Directive
Scan the data for "color" and copy the lines it appears in.

Listed entries

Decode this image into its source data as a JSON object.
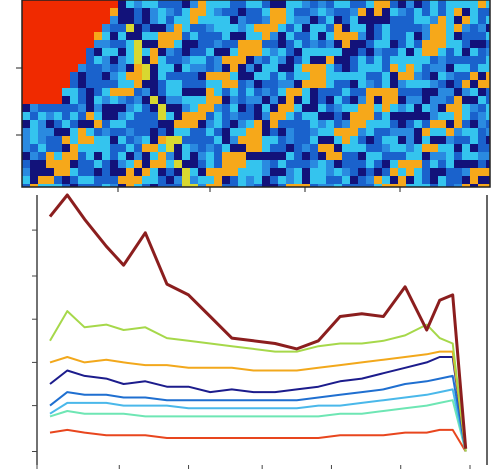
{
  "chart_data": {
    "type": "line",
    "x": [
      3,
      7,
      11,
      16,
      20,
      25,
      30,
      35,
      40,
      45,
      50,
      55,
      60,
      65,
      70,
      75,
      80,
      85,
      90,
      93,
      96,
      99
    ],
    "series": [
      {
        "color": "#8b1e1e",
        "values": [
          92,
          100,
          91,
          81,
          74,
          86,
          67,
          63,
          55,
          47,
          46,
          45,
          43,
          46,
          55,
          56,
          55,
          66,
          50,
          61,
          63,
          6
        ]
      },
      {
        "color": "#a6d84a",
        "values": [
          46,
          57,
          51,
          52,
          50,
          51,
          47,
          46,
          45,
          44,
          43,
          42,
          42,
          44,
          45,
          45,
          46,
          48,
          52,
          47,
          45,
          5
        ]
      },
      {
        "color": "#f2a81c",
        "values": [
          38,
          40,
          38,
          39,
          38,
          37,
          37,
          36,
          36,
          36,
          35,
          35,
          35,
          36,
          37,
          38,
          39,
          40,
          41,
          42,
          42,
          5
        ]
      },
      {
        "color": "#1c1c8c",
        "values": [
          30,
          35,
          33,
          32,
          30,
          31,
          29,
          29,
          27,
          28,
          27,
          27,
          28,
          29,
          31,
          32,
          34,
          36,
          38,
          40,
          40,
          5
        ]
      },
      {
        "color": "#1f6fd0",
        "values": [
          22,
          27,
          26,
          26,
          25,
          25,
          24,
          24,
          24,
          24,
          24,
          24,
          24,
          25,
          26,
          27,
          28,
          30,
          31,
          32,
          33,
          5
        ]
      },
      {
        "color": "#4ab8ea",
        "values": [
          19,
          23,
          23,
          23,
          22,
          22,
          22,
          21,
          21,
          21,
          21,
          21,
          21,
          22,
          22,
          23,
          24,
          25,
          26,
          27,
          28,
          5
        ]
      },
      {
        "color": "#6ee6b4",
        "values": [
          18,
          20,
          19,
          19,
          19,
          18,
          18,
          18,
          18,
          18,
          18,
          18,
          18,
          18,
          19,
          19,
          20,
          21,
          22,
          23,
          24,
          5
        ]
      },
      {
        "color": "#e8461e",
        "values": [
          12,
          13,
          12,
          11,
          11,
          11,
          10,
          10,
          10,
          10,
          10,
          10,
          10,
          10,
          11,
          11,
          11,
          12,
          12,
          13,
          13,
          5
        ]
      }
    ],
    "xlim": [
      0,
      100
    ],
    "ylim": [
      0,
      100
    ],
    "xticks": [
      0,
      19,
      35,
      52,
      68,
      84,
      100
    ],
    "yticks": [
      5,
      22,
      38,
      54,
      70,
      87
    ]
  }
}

Result for this exercise
        "color": "#8b1e1e",
        "color": "#a6d84a",
        "color": "#f2a81c",
        "color": "#1c1c8c",
        "color": "#1f6fd0",
        "color": "#4ab8ea",
        "color": "#6ee6b4",
        "color": "#e8461e",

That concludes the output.